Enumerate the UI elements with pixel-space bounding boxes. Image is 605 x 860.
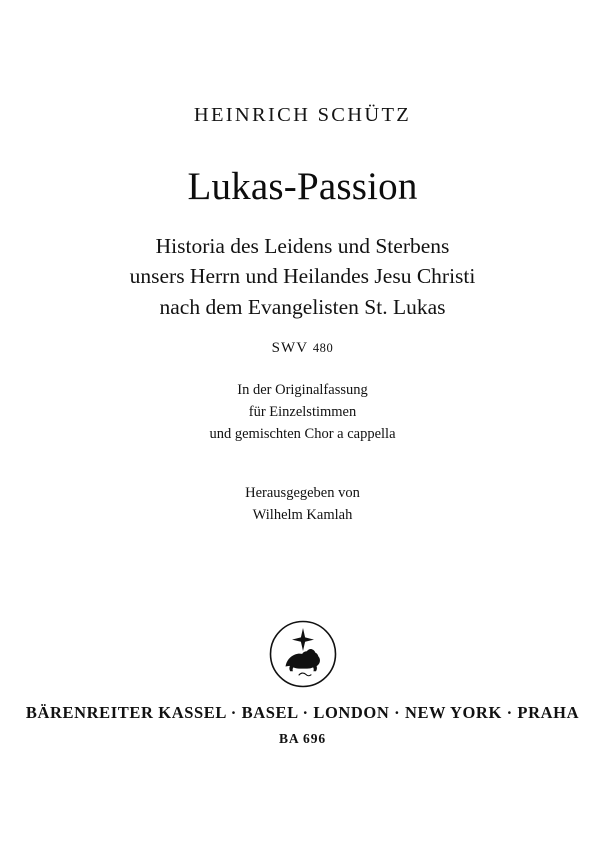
subtitle-line-1: Historia des Leidens und Sterbens — [155, 233, 450, 258]
page-title: Lukas-Passion — [187, 165, 418, 208]
catalogue-prefix: SWV — [271, 340, 308, 357]
composer-name: HEINRICH SCHÜTZ — [193, 104, 412, 126]
version-note-line-2: für Einzelstimmen — [248, 404, 357, 421]
subtitle-line-2: unsers Herrn und Heilandes Jesu Christi — [129, 264, 476, 289]
subtitle-line-3: nach dem Evangelisten St. Lukas — [159, 294, 446, 319]
catalogue-reference — [0, 340, 605, 357]
version-note — [0, 380, 605, 445]
catalogue-number: 480 — [312, 341, 334, 356]
editor-name: Wilhelm Kamlah — [252, 507, 353, 524]
editor-block — [0, 482, 605, 527]
version-note-line-1: In der Originalfassung — [237, 382, 368, 399]
editor-label: Herausgegeben von — [245, 484, 360, 501]
plate-number: BA 696 — [278, 731, 327, 746]
publisher-cities-line: BÄRENREITER KASSEL · BASEL · LONDON · NEW YORK · PRAHA — [25, 703, 580, 722]
baerenreiter-bear-logo — [269, 620, 337, 688]
version-note-line-3: und gemischten Chor a cappella — [209, 425, 396, 442]
subtitle-block — [0, 231, 605, 323]
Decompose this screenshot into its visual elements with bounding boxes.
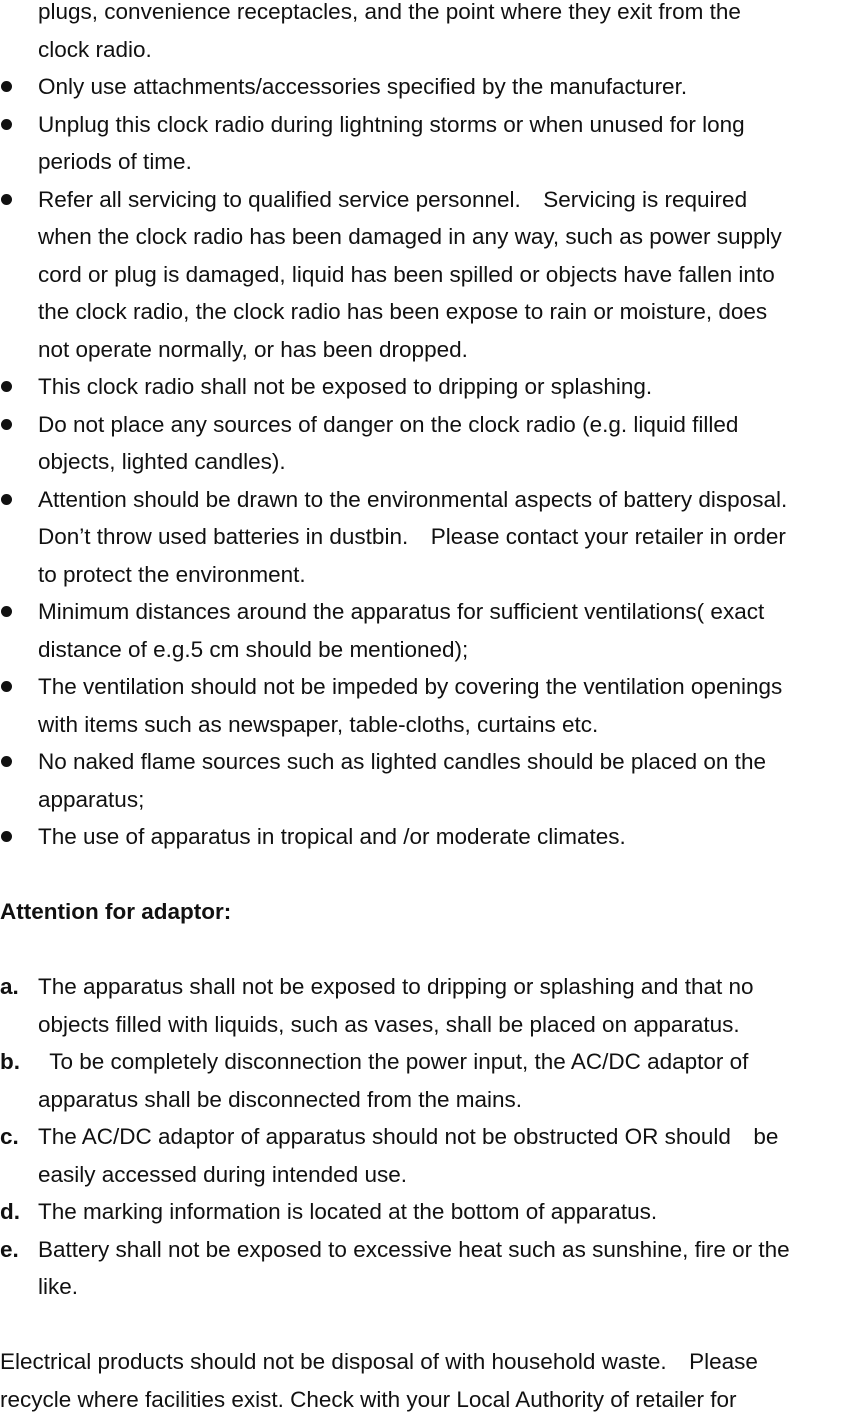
bullet-item <box>0 668 864 743</box>
item-letter: e. <box>0 1236 19 1262</box>
bullet-dot-icon <box>1 419 12 430</box>
text-line: like. <box>38 1274 79 1299</box>
bullet-dot-icon <box>1 831 12 842</box>
adaptor-item <box>0 1118 864 1193</box>
text-line: Attention should be drawn to the environmental aspects of battery disposal. <box>38 486 788 512</box>
continued-safety-text <box>0 0 864 68</box>
text-line: No naked flame sources such as lighted candles should be placed on the <box>38 749 766 774</box>
text-line: This clock radio shall not be exposed to dripping or splashing. <box>38 374 653 399</box>
text-line: The use of apparatus in tropical and /or moderate climates. <box>38 824 626 849</box>
bullet-item <box>0 368 864 406</box>
item-letter: b. <box>0 1049 20 1074</box>
adaptor-item <box>0 1193 864 1231</box>
text-line: easily accessed during intended use. <box>38 1161 407 1187</box>
text-line: Electrical products should not be disposal of with household waste. Please <box>0 1349 758 1374</box>
text-line: plugs, convenience receptacles, and the point where they exit from the <box>38 0 741 24</box>
spacer <box>0 856 864 894</box>
text-line: Minimum distances around the apparatus for sufficient ventilations( exact <box>38 599 765 624</box>
closing-paragraph <box>0 1343 864 1412</box>
bullet-item <box>0 743 864 818</box>
text-line: The ventilation should not be impeded by covering the ventilation openings <box>38 674 783 699</box>
text-line: cord or plug is damaged, liquid has been spilled or objects have fallen into <box>38 261 775 287</box>
bullet-dot-icon <box>1 81 12 92</box>
text-line: periods of time. <box>38 149 192 174</box>
text-line: clock radio. <box>38 36 152 62</box>
bullet-dot-icon <box>1 381 12 392</box>
text-line: Do not place any sources of danger on the clock radio (e.g. liquid filled <box>38 411 739 437</box>
bullet-item <box>0 106 864 181</box>
text-line: with items such as newspaper, table-cloths, curtains etc. <box>38 711 599 737</box>
text-line: when the clock radio has been damaged in any way, such as power supply <box>38 224 782 249</box>
bullet-item <box>0 818 864 856</box>
bullet-dot-icon <box>1 119 12 130</box>
spacer <box>0 931 864 969</box>
item-letter: c. <box>0 1124 19 1149</box>
bullet-item <box>0 593 864 668</box>
text-line: the clock radio, the clock radio has been expose to rain or moisture, does <box>38 299 768 324</box>
text-line: objects, lighted candles). <box>38 449 286 474</box>
text-line: to protect the environment. <box>38 561 306 587</box>
text-line: Unplug this clock radio during lightning storms or when unused for long <box>38 111 745 137</box>
text-line: apparatus; <box>38 786 145 812</box>
text-line: The marking information is located at the bottom of apparatus. <box>38 1199 658 1224</box>
bullet-dot-icon <box>1 194 12 205</box>
text-line: The apparatus shall not be exposed to dripping or splashing and that no <box>38 974 754 999</box>
text-line: not operate normally, or has been dropped. <box>38 336 468 362</box>
bullet-item <box>0 68 864 106</box>
bullet-dot-icon <box>1 606 12 617</box>
text-line: The AC/DC adaptor of apparatus should not be obstructed OR should be <box>38 1124 779 1149</box>
text-line: Don’t throw used batteries in dustbin. Please contact your retailer in order <box>38 524 786 549</box>
bullet-item <box>0 181 864 369</box>
text-line: apparatus shall be disconnected from the mains. <box>38 1086 523 1112</box>
text-line: Refer all servicing to qualified service personnel. Servicing is required <box>38 186 748 212</box>
text-line: Only use attachments/accessories specified by the manufacturer. <box>38 74 688 99</box>
adaptor-item <box>0 1043 864 1118</box>
adaptor-heading: Attention for adaptor: <box>0 899 232 924</box>
bullet-dot-icon <box>1 494 12 505</box>
text-line: recycle where facilities exist. Check with your Local Authority of retailer for <box>0 1386 737 1412</box>
adaptor-item <box>0 968 864 1043</box>
item-letter: d. <box>0 1199 20 1224</box>
spacer <box>0 1306 864 1344</box>
adaptor-item <box>0 1231 864 1306</box>
text-line: Battery shall not be exposed to excessive heat such as sunshine, fire or the <box>38 1236 790 1262</box>
item-letter: a. <box>0 974 19 999</box>
bullet-item <box>0 481 864 594</box>
bullet-item <box>0 406 864 481</box>
bullet-dot-icon <box>1 756 12 767</box>
text-line: distance of e.g.5 cm should be mentioned); <box>38 636 469 662</box>
bullet-dot-icon <box>1 681 12 692</box>
text-line: To be completely disconnection the power input, the AC/DC adaptor of <box>38 1049 749 1074</box>
text-line: objects filled with liquids, such as vases, shall be placed on apparatus. <box>38 1011 740 1037</box>
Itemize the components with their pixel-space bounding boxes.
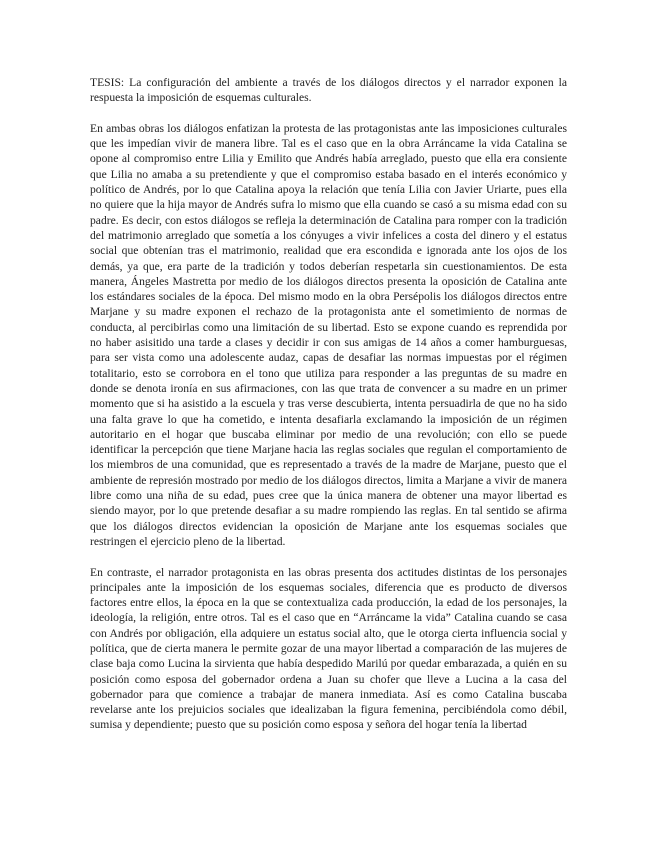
body-paragraph-1: En ambas obras los diálogos enfatizan la protesta de las protagonistas ante las imposiciones culturales que les impedían vivir de manera libre. Tal es el caso que en la obra Arráncame la vida Catalina se opone al compromiso entre Lilia y Emilito que Andrés había arreglado, puesto que ella era consiente que Lilia no amaba a su pretendiente y que el compromiso estaba basado en el interés económico y político de Andrés, por lo que Catalina apoya la relación que tenía Lilia con Javier Uriarte, pues ella no quiere que la hija mayor de Andrés sufra lo mismo que ella cuando se casó a su misma edad con su padre. Es decir, con estos diálogos se refleja la determinación de Catalina para romper con la tradición del matrimonio arreglado que sometía a los cónyuges a vivir infelices a costa del dinero y el estatus social que obtenían tras el matrimonio, realidad que era escondida e ignorada ante los ojos de los demás, ya que, era parte de la tradición y todos deberían respetarla sin cuestionamientos. De esta manera, Ángeles Mastretta por medio de los diálogos directos presenta la oposición de Catalina ante los estándares sociales de la época. Del mismo modo en la obra Persépolis los diálogos directos entre Marjane y su madre exponen el rechazo de la protagonista ante el sometimiento de normas de conducta, al percibirlas como una limitación de su libertad. Esto se expone cuando es reprendida por no haber asisitido una tarde a clases y decidir ir con sus amigas de 14 años a comer hamburguesas, para ser vista como una adolescente audaz, capas de desafiar las normas impuestas por el régimen totalitario, esto se corrobora en el tono que utiliza para responder a las preguntas de su madre en donde se denota ironía en sus afirmaciones, con las que trata de convencer a su madre en un primer momento que si ha asistido a la escuela y tras verse descubierta, intenta persuadirla de que no ha sido una falta grave lo que ha cometido, e intenta desafiarla exclamando la imposición de un régimen autoritario en el hogar que buscaba eliminar por medio de una revolución; con ello se puede identificar la percepción que tiene Marjane hacia las reglas sociales que regulan el comportamiento de los miembros de una comunidad, que es representado a través de la madre de Marjane, puesto que el ambiente de represión mostrado por medio de los diálogos directos, limita a Marjane a vivir de manera libre como una niña de su edad, pues cree que la única manera de obtener una mayor libertad es siendo mayor, por lo que pretende desafiar a su madre rompiendo las reglas. En tal sentido se afirma que los diálogos directos evidencian la oposición de Marjane ante los esquemas sociales que restringen el ejercicio pleno de la libertad. (90, 121, 567, 548)
thesis-statement: TESIS: La configuración del ambiente a través de los diálogos directos y el narrador exponen la respuesta la imposición de esquemas culturales. (90, 76, 567, 105)
body-paragraph-2: En contraste, el narrador protagonista en las obras presenta dos actitudes distintas de los personajes principales ante la imposición de los esquemas sociales, diferencia que es producto de diversos factores entre ellos, la época en la que se contextualiza cada producción, la edad de los personajes, la ideología, la religión, entre otros. Tal es el caso que en “Arráncame la vida” Catalina cuando se casa con Andrés por obligación, ella adquiere un estatus social alto, que le otorga cierta influencia social y política, que de cierta manera le permite gozar de una mayor libertad a comparación de las mujeres de clase baja como Lucina la sirvienta que había despedido Marilú por quedar embarazada, a quién en su posición como esposa del gobernador ordena a Juan su chofer que lleve a Lucina a la casa del gobernador para que comience a trabajar de manera inmediata. Así es como Catalina buscaba revelarse ante los prejuicios sociales que idealizaban la figura femenina, percibiéndola como débil, sumisa y dependiente; puesto que su posición como esposa y señora del hogar tenía la libertad (90, 565, 567, 732)
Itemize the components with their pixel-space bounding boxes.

__WHAT TO PRODUCE__
Which lines in the data above contain the string "editor"? Collect every one of them, matching case exactly.

__EXERCISE OUTPUT__
editor-name: Wilhelm Kamlah — [252, 507, 353, 524]
editor-block — [0, 482, 605, 527]
editor-label: Herausgegeben von — [245, 484, 360, 501]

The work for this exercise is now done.